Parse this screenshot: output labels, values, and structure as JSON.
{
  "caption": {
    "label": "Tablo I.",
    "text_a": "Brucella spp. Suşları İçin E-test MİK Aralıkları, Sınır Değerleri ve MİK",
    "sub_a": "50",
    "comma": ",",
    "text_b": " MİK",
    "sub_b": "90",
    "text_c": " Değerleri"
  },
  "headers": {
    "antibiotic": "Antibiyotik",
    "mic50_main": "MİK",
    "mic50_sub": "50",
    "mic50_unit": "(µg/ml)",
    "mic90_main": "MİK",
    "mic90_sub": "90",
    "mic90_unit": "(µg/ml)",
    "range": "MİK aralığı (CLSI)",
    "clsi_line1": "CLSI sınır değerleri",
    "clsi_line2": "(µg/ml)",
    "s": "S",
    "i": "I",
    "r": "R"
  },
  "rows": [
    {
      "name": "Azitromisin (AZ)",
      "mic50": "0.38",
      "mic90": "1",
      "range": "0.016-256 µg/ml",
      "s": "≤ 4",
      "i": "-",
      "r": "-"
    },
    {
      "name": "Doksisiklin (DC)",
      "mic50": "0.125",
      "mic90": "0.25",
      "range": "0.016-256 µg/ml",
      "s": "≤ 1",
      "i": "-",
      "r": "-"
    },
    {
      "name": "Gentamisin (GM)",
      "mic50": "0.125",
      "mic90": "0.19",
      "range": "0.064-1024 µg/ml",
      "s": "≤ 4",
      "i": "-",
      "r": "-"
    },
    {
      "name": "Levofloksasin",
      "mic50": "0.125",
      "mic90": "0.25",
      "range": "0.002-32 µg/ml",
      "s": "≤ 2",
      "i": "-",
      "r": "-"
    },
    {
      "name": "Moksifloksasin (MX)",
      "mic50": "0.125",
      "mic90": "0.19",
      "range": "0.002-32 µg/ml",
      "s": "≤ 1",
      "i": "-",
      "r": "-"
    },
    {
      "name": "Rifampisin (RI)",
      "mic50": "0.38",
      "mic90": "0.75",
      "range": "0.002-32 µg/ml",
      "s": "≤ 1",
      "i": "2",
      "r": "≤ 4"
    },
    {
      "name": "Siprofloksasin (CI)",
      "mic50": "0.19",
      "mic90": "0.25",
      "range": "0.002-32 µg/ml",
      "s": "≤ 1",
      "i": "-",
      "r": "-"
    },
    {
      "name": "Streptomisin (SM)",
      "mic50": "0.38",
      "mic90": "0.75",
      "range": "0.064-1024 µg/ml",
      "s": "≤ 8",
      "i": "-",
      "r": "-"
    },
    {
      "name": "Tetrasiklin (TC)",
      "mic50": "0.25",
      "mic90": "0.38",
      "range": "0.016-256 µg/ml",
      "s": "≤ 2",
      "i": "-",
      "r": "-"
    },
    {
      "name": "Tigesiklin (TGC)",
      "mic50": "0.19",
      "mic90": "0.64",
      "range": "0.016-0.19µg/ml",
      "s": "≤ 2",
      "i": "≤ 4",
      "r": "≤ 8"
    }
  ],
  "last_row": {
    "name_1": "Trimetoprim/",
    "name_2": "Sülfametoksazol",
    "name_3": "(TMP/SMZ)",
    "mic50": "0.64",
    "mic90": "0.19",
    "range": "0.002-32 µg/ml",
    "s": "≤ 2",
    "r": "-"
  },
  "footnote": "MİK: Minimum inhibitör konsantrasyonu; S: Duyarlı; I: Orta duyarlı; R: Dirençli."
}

> Set problem
Write out the whole listing again, exactly as it stands.

> Solved problem
Parse this screenshot: output labels, values, and structure as JSON.
{
  "caption": {
    "label": "Tablo I.",
    "text_a": "Brucella spp. Suşları İçin E-test MİK Aralıkları, Sınır Değerleri ve MİK",
    "sub_a": "50",
    "comma": ",",
    "text_b": " MİK",
    "sub_b": "90",
    "text_c": " Değerleri"
  },
  "headers": {
    "antibiotic": "Antibiyotik",
    "mic50_main": "MİK",
    "mic50_sub": "50",
    "mic50_unit": "(µg/ml)",
    "mic90_main": "MİK",
    "mic90_sub": "90",
    "mic90_unit": "(µg/ml)",
    "range": "MİK aralığı (CLSI)",
    "clsi_line1": "CLSI sınır değerleri",
    "clsi_line2": "(µg/ml)",
    "s": "S",
    "i": "I",
    "r": "R"
  },
  "rows": [
    {
      "name": "Azitromisin (AZ)",
      "mic50": "0.38",
      "mic90": "1",
      "range": "0.016-256 µg/ml",
      "s": "≤ 4",
      "i": "-",
      "r": "-"
    },
    {
      "name": "Doksisiklin (DC)",
      "mic50": "0.125",
      "mic90": "0.25",
      "range": "0.016-256 µg/ml",
      "s": "≤ 1",
      "i": "-",
      "r": "-"
    },
    {
      "name": "Gentamisin (GM)",
      "mic50": "0.125",
      "mic90": "0.19",
      "range": "0.064-1024 µg/ml",
      "s": "≤ 4",
      "i": "-",
      "r": "-"
    },
    {
      "name": "Levofloksasin",
      "mic50": "0.125",
      "mic90": "0.25",
      "range": "0.002-32 µg/ml",
      "s": "≤ 2",
      "i": "-",
      "r": "-"
    },
    {
      "name": "Moksifloksasin (MX)",
      "mic50": "0.125",
      "mic90": "0.19",
      "range": "0.002-32 µg/ml",
      "s": "≤ 1",
      "i": "-",
      "r": "-"
    },
    {
      "name": "Rifampisin (RI)",
      "mic50": "0.38",
      "mic90": "0.75",
      "range": "0.002-32 µg/ml",
      "s": "≤ 1",
      "i": "2",
      "r": "≤ 4"
    },
    {
      "name": "Siprofloksasin (CI)",
      "mic50": "0.19",
      "mic90": "0.25",
      "range": "0.002-32 µg/ml",
      "s": "≤ 1",
      "i": "-",
      "r": "-"
    },
    {
      "name": "Streptomisin (SM)",
      "mic50": "0.38",
      "mic90": "0.75",
      "range": "0.064-1024 µg/ml",
      "s": "≤ 8",
      "i": "-",
      "r": "-"
    },
    {
      "name": "Tetrasiklin (TC)",
      "mic50": "0.25",
      "mic90": "0.38",
      "range": "0.016-256 µg/ml",
      "s": "≤ 2",
      "i": "-",
      "r": "-"
    },
    {
      "name": "Tigesiklin (TGC)",
      "mic50": "0.19",
      "mic90": "0.64",
      "range": "0.016-0.19µg/ml",
      "s": "≤ 2",
      "i": "≤ 4",
      "r": "≤ 8"
    }
  ],
  "last_row": {
    "name_1": "Trimetoprim/",
    "name_2": "Sülfametoksazol",
    "name_3": "(TMP/SMZ)",
    "mic50": "0.64",
    "mic90": "0.19",
    "range": "0.002-32 µg/ml",
    "s": "≤ 2",
    "r": "-"
  },
  "footnote": "MİK: Minimum inhibitör konsantrasyonu; S: Duyarlı; I: Orta duyarlı; R: Dirençli."
}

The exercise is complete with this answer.